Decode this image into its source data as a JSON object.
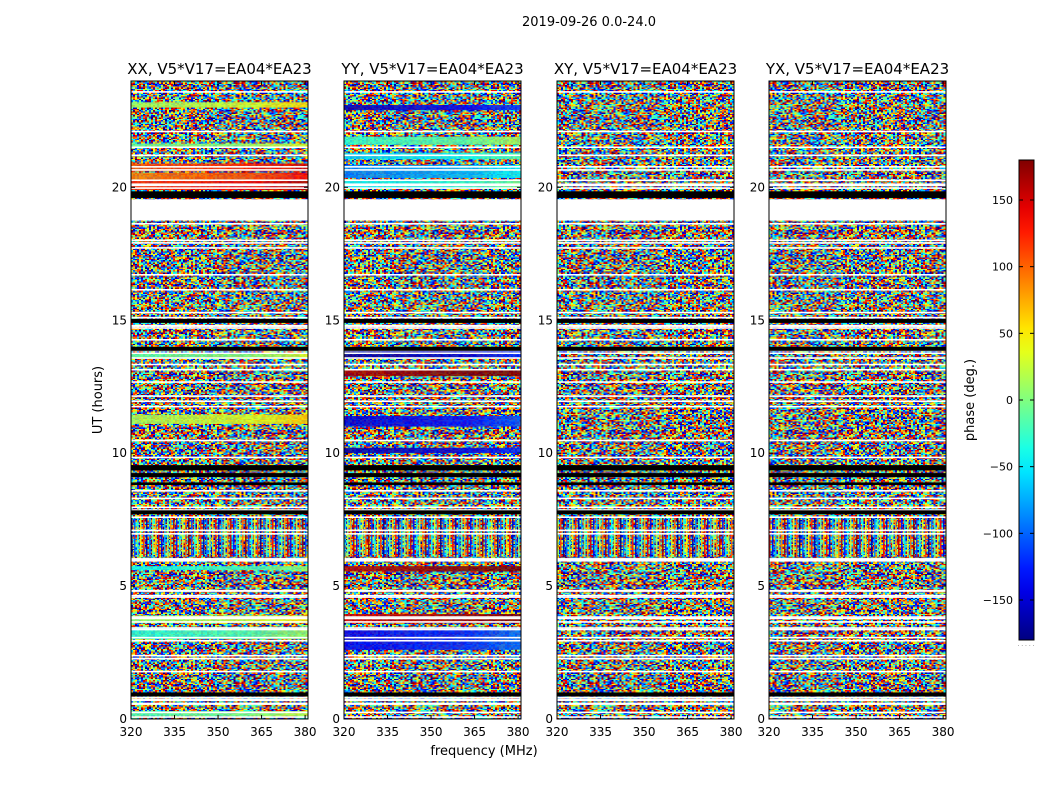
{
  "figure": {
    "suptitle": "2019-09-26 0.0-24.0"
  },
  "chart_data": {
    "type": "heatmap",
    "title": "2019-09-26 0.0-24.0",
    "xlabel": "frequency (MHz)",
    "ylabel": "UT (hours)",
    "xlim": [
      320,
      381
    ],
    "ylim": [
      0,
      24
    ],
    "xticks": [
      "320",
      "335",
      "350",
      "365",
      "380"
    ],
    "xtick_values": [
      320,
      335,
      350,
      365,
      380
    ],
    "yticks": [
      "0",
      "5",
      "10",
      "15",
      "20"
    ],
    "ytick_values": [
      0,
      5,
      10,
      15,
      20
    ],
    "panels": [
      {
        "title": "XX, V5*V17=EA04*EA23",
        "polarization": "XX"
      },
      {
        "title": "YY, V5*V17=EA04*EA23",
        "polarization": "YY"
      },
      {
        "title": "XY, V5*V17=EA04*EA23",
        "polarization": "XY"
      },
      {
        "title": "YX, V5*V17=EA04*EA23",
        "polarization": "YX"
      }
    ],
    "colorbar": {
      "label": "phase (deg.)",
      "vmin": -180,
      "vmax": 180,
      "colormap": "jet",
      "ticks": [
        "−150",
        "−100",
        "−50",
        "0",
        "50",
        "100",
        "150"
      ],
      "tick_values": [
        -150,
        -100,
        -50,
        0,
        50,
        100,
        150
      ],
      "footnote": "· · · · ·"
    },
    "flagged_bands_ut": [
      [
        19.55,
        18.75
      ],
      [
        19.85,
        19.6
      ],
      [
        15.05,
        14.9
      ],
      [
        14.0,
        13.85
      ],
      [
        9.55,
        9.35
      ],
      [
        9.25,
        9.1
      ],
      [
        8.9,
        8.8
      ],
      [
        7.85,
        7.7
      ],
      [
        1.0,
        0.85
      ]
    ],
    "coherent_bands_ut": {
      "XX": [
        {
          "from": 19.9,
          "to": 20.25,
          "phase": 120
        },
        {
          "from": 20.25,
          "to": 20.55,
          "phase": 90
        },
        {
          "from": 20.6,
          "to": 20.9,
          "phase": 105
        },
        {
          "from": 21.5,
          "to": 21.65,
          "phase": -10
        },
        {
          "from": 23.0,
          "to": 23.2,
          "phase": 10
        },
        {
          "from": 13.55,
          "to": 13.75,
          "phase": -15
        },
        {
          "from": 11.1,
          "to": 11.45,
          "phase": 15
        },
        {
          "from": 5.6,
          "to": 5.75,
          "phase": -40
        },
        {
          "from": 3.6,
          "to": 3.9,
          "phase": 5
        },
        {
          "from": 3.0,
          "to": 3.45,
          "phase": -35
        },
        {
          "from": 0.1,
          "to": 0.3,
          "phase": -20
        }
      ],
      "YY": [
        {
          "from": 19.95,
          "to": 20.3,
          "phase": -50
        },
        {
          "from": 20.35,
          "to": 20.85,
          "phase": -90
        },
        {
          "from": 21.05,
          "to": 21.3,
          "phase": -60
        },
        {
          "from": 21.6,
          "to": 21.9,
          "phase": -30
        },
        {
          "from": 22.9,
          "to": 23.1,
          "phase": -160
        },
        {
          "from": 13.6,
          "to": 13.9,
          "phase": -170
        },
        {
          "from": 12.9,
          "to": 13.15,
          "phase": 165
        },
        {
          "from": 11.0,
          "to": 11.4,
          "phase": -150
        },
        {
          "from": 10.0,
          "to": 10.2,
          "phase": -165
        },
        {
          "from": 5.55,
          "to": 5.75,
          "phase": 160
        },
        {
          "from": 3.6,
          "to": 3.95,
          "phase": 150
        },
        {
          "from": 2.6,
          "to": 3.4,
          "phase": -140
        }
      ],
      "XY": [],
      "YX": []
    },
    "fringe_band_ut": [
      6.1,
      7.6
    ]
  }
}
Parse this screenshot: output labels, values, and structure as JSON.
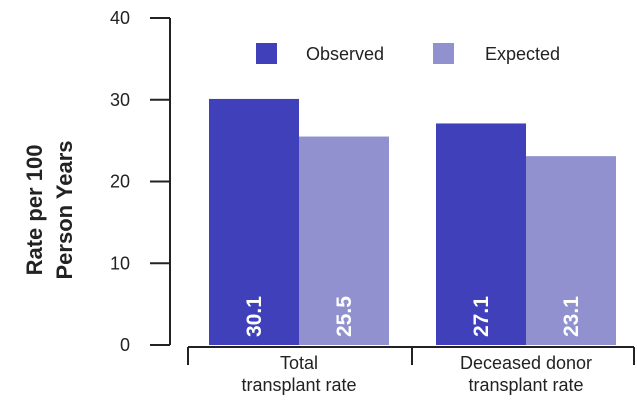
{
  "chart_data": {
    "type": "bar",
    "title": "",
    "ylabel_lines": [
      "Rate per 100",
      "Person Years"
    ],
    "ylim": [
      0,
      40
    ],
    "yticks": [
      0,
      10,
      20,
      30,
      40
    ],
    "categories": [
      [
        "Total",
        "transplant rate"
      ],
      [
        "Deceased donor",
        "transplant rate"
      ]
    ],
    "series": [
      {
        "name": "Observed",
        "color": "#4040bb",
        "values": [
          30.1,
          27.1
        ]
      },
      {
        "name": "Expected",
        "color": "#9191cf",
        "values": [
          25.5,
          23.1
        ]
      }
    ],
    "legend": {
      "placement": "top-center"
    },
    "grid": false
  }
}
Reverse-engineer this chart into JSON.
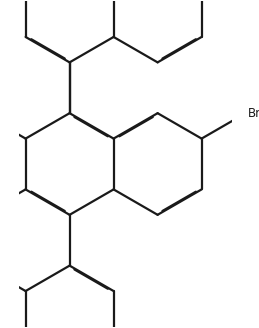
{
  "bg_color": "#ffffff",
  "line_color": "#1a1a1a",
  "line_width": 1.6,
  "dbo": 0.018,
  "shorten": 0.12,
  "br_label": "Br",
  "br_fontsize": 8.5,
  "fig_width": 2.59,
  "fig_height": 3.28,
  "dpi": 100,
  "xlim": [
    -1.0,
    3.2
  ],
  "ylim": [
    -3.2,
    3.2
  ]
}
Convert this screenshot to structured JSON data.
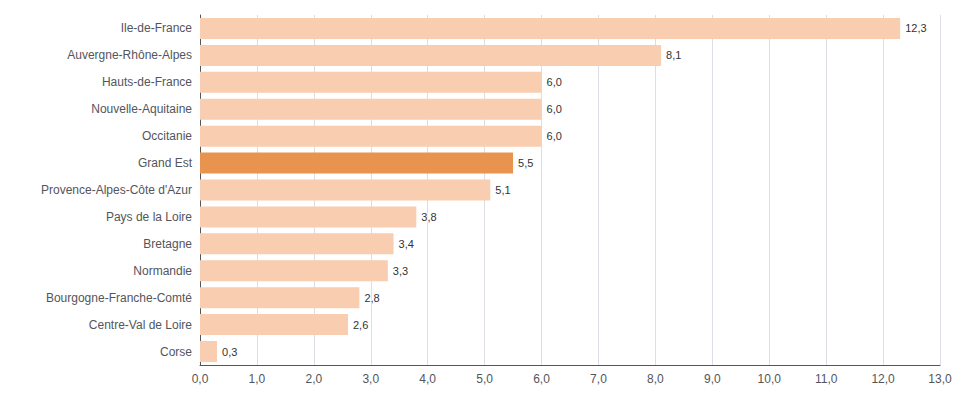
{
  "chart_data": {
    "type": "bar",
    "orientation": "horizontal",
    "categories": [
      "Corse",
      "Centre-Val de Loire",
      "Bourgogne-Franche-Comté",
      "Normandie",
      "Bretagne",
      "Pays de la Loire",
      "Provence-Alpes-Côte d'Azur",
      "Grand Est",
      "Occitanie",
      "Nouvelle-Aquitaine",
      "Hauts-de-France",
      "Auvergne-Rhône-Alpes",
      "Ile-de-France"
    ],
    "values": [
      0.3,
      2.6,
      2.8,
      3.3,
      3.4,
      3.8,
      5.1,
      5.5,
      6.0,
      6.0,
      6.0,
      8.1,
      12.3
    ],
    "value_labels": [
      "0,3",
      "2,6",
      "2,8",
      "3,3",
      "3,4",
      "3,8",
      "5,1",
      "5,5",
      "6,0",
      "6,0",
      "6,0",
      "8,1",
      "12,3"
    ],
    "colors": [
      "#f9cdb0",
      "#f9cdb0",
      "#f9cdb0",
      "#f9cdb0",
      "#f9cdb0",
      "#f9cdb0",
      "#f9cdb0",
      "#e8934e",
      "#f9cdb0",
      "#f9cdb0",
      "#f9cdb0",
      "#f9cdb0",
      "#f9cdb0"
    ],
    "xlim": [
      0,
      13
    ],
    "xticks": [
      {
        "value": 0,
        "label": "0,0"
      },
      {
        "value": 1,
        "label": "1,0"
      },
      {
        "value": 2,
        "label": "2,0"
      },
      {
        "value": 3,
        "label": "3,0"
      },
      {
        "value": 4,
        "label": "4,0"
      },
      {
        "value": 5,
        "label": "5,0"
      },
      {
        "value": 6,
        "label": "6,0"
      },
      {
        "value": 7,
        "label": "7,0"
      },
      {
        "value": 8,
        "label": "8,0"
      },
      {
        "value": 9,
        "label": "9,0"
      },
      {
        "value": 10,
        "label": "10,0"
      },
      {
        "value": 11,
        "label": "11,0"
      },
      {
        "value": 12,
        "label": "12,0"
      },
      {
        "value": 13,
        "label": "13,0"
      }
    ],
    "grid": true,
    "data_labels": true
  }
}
────────
## Your objective
Report every line containing the word "this" from the listing above.

## Task solution
Decode this image into its source data as a JSON object.
Parse this screenshot: output labels, values, and structure as JSON.
Reverse-engineer this chart into JSON.
Convert this screenshot to structured JSON data.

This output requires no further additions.